## [Questions]
1 – From the code review text on avoiding inheritance for properties, list every interface and class name declared in its code sample.
2 – Continue the code review piece on inheritance for properties, starting after its last sentence.

## [Text segment]
Code Review Guidelines: Avoid inheritance for properties

time to read 3 min | 460 words

I recently have gone over some codebase to find something like this:

public interface IAuditable
{
  DateTime UpdatedAt {get;set;}
  string UpdatedBy {get;set;}
  DateTime CreatedAt {get;set;}
  string CreatedBy {get;set;}
}

public interface IEntity
{
  int Id {get;set;}
}

public class Entity : IEntity
{
  public int Id { get;set; }
}

public class AuditableEntity : Entity, IAuditable
{
  public DateTime UpdatedAt {get;set;}
  public string UpdatedBy {get;set;}
  public DateTime CreatedAt {get;set;}
  public string CreatedBy {get;set;}
 
}

public class Visit : AuditableEntity
{
  // stuff
}

I look at code like that, and it is more than a bit painful. It is painful, because this sort of code is badly abusing inheritance.

The problem is that this is mostly intended to save on typing, but with things like automatic properties, there isn’t really much point here. What it does produce is code that seems to be more complicated than it is, because now we have those classes in the middle that does nothing but provide properties for you to use. Worse than that, they take down the only base class slot that you have, and they force you to think in a way that isn’t always natural.

## [Information given]

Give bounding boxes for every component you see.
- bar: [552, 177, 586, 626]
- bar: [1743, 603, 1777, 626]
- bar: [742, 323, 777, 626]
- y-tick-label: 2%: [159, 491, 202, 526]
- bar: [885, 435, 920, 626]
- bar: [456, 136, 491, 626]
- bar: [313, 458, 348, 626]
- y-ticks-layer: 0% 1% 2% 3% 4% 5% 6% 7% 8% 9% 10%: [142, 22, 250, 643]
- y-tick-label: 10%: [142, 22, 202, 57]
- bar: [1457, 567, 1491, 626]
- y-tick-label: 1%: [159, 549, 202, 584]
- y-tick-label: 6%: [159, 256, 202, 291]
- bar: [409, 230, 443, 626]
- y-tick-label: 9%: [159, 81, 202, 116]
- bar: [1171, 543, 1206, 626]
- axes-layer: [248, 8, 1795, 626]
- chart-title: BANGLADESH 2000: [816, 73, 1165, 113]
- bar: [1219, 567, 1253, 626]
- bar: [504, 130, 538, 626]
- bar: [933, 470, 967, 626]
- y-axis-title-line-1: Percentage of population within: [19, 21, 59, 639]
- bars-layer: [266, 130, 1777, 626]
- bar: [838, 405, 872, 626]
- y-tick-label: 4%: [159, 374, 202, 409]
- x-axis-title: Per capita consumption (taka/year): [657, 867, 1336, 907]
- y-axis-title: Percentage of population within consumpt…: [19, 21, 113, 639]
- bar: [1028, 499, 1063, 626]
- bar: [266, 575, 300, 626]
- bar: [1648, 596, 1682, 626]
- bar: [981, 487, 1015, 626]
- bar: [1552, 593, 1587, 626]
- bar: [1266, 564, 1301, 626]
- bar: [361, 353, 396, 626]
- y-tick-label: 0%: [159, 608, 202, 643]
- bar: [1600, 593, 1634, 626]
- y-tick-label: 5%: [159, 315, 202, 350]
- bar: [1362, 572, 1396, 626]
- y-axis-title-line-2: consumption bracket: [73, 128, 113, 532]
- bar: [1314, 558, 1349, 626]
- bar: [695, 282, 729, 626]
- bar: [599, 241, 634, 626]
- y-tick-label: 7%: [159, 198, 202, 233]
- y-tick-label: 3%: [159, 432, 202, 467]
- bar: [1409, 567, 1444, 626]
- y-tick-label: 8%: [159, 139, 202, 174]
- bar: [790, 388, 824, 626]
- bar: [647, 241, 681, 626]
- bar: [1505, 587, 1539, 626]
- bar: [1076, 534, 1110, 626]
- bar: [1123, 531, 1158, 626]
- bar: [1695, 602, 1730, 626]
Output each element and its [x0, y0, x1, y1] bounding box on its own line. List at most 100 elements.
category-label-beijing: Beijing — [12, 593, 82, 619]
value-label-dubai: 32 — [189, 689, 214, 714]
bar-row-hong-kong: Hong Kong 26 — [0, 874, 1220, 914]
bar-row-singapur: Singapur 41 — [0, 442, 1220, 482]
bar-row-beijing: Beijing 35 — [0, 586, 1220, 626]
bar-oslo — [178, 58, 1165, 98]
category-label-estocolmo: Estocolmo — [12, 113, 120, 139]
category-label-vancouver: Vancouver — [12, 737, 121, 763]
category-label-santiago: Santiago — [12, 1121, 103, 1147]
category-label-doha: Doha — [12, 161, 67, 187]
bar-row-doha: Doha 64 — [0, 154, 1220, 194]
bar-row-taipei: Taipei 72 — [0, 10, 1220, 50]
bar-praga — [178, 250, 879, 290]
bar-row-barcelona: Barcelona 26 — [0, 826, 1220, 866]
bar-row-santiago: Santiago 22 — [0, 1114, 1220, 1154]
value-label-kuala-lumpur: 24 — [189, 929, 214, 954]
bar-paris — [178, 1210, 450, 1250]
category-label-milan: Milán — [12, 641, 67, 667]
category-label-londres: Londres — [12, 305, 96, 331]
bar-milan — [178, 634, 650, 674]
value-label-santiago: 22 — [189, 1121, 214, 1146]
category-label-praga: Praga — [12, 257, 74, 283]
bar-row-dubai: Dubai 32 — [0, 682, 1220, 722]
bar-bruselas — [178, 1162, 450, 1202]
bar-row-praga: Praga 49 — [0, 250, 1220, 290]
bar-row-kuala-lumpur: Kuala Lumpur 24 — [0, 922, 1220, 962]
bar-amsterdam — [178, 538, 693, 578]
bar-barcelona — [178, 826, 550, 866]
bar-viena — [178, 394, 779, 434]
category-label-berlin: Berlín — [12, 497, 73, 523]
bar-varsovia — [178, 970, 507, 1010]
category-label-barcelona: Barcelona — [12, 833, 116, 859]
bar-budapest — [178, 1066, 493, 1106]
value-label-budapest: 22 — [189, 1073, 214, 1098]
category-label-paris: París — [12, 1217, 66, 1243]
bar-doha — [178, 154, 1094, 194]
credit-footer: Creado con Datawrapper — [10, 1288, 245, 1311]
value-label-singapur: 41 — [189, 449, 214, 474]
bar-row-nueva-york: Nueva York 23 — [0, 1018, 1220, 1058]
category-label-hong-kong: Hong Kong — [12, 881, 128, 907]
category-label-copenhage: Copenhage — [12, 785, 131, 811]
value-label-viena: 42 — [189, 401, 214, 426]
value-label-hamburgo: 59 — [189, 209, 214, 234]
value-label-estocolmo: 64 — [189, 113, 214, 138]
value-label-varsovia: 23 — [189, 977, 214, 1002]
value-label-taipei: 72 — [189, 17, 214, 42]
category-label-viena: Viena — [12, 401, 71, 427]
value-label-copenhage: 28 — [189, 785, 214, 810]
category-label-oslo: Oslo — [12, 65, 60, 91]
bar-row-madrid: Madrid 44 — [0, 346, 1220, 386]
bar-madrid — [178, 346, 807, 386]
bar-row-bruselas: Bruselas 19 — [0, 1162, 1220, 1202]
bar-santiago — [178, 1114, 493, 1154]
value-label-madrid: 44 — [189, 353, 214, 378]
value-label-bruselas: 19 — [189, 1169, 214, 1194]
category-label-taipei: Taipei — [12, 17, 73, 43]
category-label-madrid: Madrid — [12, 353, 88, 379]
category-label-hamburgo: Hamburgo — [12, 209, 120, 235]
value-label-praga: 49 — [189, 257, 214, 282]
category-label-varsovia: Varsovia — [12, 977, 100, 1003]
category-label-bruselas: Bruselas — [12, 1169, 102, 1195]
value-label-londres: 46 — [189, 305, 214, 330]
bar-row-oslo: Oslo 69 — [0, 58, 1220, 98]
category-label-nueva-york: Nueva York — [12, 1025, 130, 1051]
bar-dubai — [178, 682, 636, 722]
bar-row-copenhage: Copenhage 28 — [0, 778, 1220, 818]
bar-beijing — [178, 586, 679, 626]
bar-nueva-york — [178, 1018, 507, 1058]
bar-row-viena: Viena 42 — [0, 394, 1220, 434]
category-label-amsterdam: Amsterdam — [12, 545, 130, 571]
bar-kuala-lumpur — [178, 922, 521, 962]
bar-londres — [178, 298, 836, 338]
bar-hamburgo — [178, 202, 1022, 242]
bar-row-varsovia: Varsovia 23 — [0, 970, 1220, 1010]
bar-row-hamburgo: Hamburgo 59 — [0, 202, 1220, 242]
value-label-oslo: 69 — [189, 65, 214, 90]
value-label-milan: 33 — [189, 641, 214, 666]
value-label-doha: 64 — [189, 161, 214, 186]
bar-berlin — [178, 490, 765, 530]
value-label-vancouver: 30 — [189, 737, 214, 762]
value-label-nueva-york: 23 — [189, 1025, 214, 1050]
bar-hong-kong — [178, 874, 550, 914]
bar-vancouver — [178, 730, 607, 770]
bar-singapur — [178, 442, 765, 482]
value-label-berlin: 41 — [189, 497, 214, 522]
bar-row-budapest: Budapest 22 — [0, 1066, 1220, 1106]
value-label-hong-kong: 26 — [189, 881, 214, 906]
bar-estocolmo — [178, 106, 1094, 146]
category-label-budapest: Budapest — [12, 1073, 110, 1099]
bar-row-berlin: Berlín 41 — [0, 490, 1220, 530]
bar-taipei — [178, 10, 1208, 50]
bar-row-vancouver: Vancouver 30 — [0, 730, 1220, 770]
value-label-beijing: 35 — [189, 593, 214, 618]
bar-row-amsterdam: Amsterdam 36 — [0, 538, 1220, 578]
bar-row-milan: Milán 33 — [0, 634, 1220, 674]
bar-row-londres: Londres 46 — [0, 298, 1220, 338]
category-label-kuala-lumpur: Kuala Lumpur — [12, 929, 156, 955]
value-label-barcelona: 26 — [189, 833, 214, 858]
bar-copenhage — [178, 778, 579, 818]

## [Answers for the exercise]
1 – IAuditable, IEntity, Entity, AuditableEntity, Visit

2 –
It is just as easy, and much clearer to use:

public interface IAuditable
{
  DateTime UpdatedAt {get;set;}
  string UpdatedBy {get;set;}
  DateTime CreatedAt {get;set;}
  string CreatedBy {get;set;}
}

public interface IEntity
{

}

public class Visit : IAuditable, IEntity
{
  public int Id {get;set;}
  public DateTime UpdatedAt {get;set;}
  public string UpdatedBy {get;set;}
  public DateTime CreatedAt {get;set;}
  public string CreatedBy {get;set;}
 
}

And hey, you can now have an auditable that have a composite key, something that you used to need a completely separate inheritance hierarchy to deal with.